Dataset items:
○ ○ ○ ○ ○ ○ ○

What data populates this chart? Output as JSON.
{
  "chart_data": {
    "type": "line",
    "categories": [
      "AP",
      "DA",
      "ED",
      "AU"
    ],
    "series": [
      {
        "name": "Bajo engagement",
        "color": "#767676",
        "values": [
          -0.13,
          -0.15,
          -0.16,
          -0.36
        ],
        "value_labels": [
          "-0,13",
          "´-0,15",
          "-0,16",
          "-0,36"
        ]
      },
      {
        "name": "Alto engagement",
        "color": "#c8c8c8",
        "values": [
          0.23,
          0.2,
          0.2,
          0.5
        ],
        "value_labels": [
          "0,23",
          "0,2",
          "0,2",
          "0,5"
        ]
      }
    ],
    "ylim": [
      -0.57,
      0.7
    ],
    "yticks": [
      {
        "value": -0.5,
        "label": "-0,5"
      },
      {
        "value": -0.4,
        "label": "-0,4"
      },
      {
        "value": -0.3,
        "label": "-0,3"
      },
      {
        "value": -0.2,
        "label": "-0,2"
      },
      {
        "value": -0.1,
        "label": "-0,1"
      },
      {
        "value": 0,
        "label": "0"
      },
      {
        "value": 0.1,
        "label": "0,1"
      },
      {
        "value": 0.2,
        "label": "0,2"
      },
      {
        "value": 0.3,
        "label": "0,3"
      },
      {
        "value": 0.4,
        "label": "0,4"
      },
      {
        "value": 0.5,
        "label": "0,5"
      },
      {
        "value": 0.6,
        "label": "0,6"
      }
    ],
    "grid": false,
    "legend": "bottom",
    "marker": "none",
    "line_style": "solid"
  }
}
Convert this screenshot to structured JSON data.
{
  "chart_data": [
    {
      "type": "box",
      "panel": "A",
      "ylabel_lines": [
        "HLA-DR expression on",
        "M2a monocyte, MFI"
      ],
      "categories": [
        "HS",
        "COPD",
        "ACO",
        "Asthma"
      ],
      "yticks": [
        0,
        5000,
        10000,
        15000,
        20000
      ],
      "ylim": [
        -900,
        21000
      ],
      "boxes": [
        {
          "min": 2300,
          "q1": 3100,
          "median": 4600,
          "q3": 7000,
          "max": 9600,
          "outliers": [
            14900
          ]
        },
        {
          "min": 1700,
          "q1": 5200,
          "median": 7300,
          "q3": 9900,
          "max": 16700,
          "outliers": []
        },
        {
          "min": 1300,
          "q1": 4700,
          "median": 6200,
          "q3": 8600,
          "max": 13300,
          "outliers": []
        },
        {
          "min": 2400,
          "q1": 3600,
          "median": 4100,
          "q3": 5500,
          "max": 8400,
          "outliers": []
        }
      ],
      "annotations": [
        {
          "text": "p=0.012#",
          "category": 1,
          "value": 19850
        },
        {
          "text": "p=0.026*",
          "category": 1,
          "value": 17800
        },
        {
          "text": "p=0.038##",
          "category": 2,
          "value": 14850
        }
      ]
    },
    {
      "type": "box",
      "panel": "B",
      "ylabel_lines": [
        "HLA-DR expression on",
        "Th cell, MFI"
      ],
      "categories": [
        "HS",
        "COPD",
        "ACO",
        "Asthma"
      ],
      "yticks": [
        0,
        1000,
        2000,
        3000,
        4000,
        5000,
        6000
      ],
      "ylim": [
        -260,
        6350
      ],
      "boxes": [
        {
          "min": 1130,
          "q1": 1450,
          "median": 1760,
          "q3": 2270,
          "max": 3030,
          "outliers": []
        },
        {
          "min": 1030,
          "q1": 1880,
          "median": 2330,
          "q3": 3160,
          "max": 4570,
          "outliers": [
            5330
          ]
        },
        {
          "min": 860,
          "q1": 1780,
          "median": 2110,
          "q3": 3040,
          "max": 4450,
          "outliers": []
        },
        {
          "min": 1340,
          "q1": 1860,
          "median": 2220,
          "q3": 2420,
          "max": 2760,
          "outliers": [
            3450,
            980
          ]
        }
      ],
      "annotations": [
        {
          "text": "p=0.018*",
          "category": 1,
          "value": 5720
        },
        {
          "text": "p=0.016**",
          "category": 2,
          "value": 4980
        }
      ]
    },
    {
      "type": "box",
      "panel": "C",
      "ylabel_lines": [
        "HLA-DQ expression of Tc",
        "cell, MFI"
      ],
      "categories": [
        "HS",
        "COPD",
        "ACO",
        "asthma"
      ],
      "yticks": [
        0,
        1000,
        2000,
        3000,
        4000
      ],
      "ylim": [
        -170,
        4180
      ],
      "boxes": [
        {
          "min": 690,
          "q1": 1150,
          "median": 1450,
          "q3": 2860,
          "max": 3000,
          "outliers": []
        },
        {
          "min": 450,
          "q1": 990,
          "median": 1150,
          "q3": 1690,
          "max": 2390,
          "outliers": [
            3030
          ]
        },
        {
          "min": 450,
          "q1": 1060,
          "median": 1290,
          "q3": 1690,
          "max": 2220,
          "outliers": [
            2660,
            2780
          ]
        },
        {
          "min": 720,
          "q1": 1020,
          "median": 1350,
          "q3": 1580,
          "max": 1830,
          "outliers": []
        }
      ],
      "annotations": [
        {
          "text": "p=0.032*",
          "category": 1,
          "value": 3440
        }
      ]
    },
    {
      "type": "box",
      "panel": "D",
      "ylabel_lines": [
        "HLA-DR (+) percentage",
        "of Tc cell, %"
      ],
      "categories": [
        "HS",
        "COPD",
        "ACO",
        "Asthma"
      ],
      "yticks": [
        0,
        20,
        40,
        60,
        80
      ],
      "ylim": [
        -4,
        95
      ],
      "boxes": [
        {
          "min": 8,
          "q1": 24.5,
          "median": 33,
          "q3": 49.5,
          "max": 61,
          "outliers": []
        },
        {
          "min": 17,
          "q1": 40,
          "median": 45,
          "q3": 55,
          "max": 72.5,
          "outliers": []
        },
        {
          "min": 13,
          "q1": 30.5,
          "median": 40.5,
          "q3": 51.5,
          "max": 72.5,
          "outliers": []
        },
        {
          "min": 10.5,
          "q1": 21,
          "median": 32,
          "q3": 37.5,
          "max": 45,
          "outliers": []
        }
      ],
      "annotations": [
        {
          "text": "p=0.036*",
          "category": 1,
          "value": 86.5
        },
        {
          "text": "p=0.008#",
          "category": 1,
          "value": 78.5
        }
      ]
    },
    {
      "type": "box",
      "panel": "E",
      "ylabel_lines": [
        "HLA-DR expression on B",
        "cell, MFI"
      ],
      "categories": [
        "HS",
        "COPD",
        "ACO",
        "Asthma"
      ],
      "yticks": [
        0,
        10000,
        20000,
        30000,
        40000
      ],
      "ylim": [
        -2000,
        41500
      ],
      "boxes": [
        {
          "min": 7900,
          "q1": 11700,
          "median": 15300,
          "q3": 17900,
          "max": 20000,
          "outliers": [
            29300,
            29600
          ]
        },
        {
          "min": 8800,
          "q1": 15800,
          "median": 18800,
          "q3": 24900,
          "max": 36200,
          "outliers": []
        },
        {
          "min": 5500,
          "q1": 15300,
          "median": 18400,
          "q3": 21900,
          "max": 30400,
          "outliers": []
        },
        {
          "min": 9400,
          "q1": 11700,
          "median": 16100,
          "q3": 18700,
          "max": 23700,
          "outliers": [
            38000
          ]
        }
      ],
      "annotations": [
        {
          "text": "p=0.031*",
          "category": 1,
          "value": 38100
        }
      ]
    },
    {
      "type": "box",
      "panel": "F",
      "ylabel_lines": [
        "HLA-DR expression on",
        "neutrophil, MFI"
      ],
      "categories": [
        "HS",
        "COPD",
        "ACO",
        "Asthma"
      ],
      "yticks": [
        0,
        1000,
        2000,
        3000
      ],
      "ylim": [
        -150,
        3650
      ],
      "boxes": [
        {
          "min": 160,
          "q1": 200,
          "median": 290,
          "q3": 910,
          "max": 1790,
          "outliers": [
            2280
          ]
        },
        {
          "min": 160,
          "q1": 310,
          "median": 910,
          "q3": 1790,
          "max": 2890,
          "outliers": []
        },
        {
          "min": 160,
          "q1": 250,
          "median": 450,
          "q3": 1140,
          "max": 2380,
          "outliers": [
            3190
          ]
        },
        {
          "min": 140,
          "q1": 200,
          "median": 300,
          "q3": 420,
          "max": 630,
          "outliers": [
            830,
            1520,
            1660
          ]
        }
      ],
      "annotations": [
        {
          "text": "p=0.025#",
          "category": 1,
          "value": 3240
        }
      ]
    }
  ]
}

○ ○ ○ ○ ○ ○ ○

Required work: Above is a listing; report how many of its lines include the word "name", giving the number only.

Answer to the exercise: 2